(Gegevens over waar elementen verschijnen)
----------

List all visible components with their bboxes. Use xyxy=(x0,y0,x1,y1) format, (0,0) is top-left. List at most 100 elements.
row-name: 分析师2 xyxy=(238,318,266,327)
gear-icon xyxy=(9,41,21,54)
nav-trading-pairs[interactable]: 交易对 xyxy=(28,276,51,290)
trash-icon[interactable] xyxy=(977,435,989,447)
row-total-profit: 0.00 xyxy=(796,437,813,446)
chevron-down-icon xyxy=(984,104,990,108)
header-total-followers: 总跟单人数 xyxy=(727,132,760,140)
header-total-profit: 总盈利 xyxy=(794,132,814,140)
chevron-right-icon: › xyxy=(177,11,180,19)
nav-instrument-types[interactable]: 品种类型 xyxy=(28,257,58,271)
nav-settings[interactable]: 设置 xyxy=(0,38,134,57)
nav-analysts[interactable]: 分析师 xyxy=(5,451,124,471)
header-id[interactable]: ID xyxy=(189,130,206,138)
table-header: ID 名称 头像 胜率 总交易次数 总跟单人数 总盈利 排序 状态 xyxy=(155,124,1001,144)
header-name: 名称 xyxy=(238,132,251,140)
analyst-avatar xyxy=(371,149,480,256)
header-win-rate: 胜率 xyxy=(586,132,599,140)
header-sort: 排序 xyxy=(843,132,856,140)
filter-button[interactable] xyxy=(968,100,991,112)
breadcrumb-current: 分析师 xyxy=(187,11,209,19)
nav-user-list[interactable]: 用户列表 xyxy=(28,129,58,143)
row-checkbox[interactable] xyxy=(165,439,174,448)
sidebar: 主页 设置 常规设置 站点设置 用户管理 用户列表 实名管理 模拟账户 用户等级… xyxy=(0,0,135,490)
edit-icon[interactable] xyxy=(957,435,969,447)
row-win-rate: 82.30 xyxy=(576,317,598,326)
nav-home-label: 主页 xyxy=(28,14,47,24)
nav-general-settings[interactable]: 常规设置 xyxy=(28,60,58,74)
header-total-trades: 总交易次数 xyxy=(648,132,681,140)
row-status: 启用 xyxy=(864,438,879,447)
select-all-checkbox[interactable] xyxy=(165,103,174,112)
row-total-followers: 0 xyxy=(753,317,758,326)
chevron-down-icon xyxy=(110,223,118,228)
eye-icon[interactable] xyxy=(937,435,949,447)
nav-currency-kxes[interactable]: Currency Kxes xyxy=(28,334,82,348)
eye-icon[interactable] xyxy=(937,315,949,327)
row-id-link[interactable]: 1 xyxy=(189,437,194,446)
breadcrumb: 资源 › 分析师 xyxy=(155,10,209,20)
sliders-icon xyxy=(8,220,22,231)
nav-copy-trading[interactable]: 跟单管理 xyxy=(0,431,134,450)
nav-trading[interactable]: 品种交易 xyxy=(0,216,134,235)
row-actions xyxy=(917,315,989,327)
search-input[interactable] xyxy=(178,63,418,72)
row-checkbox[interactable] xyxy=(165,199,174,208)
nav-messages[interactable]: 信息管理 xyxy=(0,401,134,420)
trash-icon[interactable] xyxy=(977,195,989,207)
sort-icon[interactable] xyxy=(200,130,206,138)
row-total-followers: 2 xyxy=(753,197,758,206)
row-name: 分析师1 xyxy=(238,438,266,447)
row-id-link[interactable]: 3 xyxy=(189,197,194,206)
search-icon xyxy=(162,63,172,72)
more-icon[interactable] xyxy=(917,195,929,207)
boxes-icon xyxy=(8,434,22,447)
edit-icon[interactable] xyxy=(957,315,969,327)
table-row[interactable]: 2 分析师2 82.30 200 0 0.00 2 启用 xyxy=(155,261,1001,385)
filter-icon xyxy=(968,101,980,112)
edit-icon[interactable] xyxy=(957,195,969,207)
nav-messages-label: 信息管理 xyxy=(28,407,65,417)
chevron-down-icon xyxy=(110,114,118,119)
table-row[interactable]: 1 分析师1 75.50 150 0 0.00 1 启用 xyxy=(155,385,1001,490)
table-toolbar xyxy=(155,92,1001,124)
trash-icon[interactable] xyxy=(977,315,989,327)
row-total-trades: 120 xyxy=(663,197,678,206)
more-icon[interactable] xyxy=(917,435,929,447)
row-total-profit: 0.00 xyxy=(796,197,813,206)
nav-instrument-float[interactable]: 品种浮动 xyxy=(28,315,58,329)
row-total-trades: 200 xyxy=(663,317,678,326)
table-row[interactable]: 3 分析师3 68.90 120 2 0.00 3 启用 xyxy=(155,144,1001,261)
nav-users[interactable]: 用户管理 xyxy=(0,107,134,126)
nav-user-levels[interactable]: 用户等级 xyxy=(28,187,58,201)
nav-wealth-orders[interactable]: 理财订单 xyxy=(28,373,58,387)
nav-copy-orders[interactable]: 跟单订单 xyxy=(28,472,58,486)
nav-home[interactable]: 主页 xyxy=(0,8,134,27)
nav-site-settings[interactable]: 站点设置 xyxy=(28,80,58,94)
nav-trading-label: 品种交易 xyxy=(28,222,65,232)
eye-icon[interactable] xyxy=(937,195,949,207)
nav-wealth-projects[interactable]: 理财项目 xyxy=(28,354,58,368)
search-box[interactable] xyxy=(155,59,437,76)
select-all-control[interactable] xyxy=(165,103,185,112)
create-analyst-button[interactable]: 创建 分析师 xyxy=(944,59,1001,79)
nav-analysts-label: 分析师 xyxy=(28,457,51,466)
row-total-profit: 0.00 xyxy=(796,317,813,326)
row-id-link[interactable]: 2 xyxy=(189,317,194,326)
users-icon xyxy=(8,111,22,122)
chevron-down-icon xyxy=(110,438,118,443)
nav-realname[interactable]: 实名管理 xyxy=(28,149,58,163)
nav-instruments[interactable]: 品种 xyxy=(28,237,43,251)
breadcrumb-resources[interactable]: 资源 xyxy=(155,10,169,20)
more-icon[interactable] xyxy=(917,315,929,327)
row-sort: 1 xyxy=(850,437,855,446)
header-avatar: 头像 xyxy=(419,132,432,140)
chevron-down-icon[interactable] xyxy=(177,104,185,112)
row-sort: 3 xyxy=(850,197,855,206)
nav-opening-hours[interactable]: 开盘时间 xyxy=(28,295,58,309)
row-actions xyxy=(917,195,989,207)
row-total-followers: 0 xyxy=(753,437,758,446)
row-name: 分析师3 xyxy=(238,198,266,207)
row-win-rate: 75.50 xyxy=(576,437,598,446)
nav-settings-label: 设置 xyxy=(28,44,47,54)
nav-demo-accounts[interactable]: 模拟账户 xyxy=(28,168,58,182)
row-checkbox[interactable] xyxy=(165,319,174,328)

----------

Probleembeschrijving >>
Vervang in alle gegevens hierboven "eye-icon" door "view-icon" en geef de regels verder ongewijzigd terug.

Juiste antwoord >>
List all visible components with their bboxes. Use xyxy=(x0,y0,x1,y1) format, (0,0) is top-left. List at most 100 elements.
row-name: 分析师2 xyxy=(238,318,266,327)
gear-icon xyxy=(9,41,21,54)
nav-trading-pairs[interactable]: 交易对 xyxy=(28,276,51,290)
trash-icon[interactable] xyxy=(977,435,989,447)
row-total-profit: 0.00 xyxy=(796,437,813,446)
chevron-down-icon xyxy=(984,104,990,108)
header-total-followers: 总跟单人数 xyxy=(727,132,760,140)
header-total-profit: 总盈利 xyxy=(794,132,814,140)
chevron-right-icon: › xyxy=(177,11,180,19)
nav-instrument-types[interactable]: 品种类型 xyxy=(28,257,58,271)
nav-settings[interactable]: 设置 xyxy=(0,38,134,57)
nav-analysts[interactable]: 分析师 xyxy=(5,451,124,471)
header-id[interactable]: ID xyxy=(189,130,206,138)
table-header: ID 名称 头像 胜率 总交易次数 总跟单人数 总盈利 排序 状态 xyxy=(155,124,1001,144)
header-name: 名称 xyxy=(238,132,251,140)
analyst-avatar xyxy=(371,149,480,256)
header-win-rate: 胜率 xyxy=(586,132,599,140)
header-sort: 排序 xyxy=(843,132,856,140)
filter-button[interactable] xyxy=(968,100,991,112)
breadcrumb-current: 分析师 xyxy=(187,11,209,19)
nav-user-list[interactable]: 用户列表 xyxy=(28,129,58,143)
row-checkbox[interactable] xyxy=(165,439,174,448)
sidebar: 主页 设置 常规设置 站点设置 用户管理 用户列表 实名管理 模拟账户 用户等级… xyxy=(0,0,135,490)
edit-icon[interactable] xyxy=(957,435,969,447)
row-win-rate: 82.30 xyxy=(576,317,598,326)
nav-home-label: 主页 xyxy=(28,14,47,24)
nav-general-settings[interactable]: 常规设置 xyxy=(28,60,58,74)
header-total-trades: 总交易次数 xyxy=(648,132,681,140)
row-status: 启用 xyxy=(864,438,879,447)
select-all-checkbox[interactable] xyxy=(165,103,174,112)
row-total-followers: 0 xyxy=(753,317,758,326)
chevron-down-icon xyxy=(110,223,118,228)
view-icon[interactable] xyxy=(937,435,949,447)
nav-currency-kxes[interactable]: Currency Kxes xyxy=(28,334,82,348)
view-icon[interactable] xyxy=(937,315,949,327)
row-id-link[interactable]: 1 xyxy=(189,437,194,446)
breadcrumb: 资源 › 分析师 xyxy=(155,10,209,20)
sliders-icon xyxy=(8,220,22,231)
nav-copy-trading[interactable]: 跟单管理 xyxy=(0,431,134,450)
nav-trading[interactable]: 品种交易 xyxy=(0,216,134,235)
row-actions xyxy=(917,315,989,327)
search-input[interactable] xyxy=(178,63,418,72)
row-checkbox[interactable] xyxy=(165,199,174,208)
nav-messages[interactable]: 信息管理 xyxy=(0,401,134,420)
trash-icon[interactable] xyxy=(977,195,989,207)
sort-icon[interactable] xyxy=(200,130,206,138)
row-total-followers: 2 xyxy=(753,197,758,206)
row-name: 分析师1 xyxy=(238,438,266,447)
row-id-link[interactable]: 3 xyxy=(189,197,194,206)
search-icon xyxy=(162,63,172,72)
more-icon[interactable] xyxy=(917,195,929,207)
boxes-icon xyxy=(8,434,22,447)
edit-icon[interactable] xyxy=(957,315,969,327)
table-row[interactable]: 2 分析师2 82.30 200 0 0.00 2 启用 xyxy=(155,261,1001,385)
filter-icon xyxy=(968,101,980,112)
edit-icon[interactable] xyxy=(957,195,969,207)
nav-messages-label: 信息管理 xyxy=(28,407,65,417)
chevron-down-icon xyxy=(110,114,118,119)
table-row[interactable]: 1 分析师1 75.50 150 0 0.00 1 启用 xyxy=(155,385,1001,490)
table-toolbar xyxy=(155,92,1001,124)
trash-icon[interactable] xyxy=(977,315,989,327)
row-total-trades: 120 xyxy=(663,197,678,206)
more-icon[interactable] xyxy=(917,435,929,447)
row-total-profit: 0.00 xyxy=(796,197,813,206)
nav-instrument-float[interactable]: 品种浮动 xyxy=(28,315,58,329)
row-total-trades: 200 xyxy=(663,317,678,326)
table-row[interactable]: 3 分析师3 68.90 120 2 0.00 3 启用 xyxy=(155,144,1001,261)
nav-users[interactable]: 用户管理 xyxy=(0,107,134,126)
nav-user-levels[interactable]: 用户等级 xyxy=(28,187,58,201)
nav-wealth-orders[interactable]: 理财订单 xyxy=(28,373,58,387)
nav-copy-orders[interactable]: 跟单订单 xyxy=(28,472,58,486)
nav-home[interactable]: 主页 xyxy=(0,8,134,27)
nav-site-settings[interactable]: 站点设置 xyxy=(28,80,58,94)
nav-trading-label: 品种交易 xyxy=(28,222,65,232)
view-icon[interactable] xyxy=(937,195,949,207)
nav-wealth-projects[interactable]: 理财项目 xyxy=(28,354,58,368)
search-box[interactable] xyxy=(155,59,437,76)
select-all-control[interactable] xyxy=(165,103,185,112)
create-analyst-button[interactable]: 创建 分析师 xyxy=(944,59,1001,79)
nav-analysts-label: 分析师 xyxy=(28,457,51,466)
row-total-profit: 0.00 xyxy=(796,317,813,326)
row-id-link[interactable]: 2 xyxy=(189,317,194,326)
users-icon xyxy=(8,111,22,122)
chevron-down-icon xyxy=(110,438,118,443)
nav-realname[interactable]: 实名管理 xyxy=(28,149,58,163)
nav-instruments[interactable]: 品种 xyxy=(28,237,43,251)
breadcrumb-resources[interactable]: 资源 xyxy=(155,10,169,20)
more-icon[interactable] xyxy=(917,315,929,327)
row-sort: 1 xyxy=(850,437,855,446)
header-avatar: 头像 xyxy=(419,132,432,140)
chevron-down-icon[interactable] xyxy=(177,104,185,112)
row-sort: 3 xyxy=(850,197,855,206)
nav-opening-hours[interactable]: 开盘时间 xyxy=(28,295,58,309)
row-actions xyxy=(917,195,989,207)
row-total-followers: 0 xyxy=(753,437,758,446)
row-name: 分析师3 xyxy=(238,198,266,207)
row-win-rate: 75.50 xyxy=(576,437,598,446)
nav-settings-label: 设置 xyxy=(28,44,47,54)
nav-demo-accounts[interactable]: 模拟账户 xyxy=(28,168,58,182)
row-checkbox[interactable] xyxy=(165,319,174,328)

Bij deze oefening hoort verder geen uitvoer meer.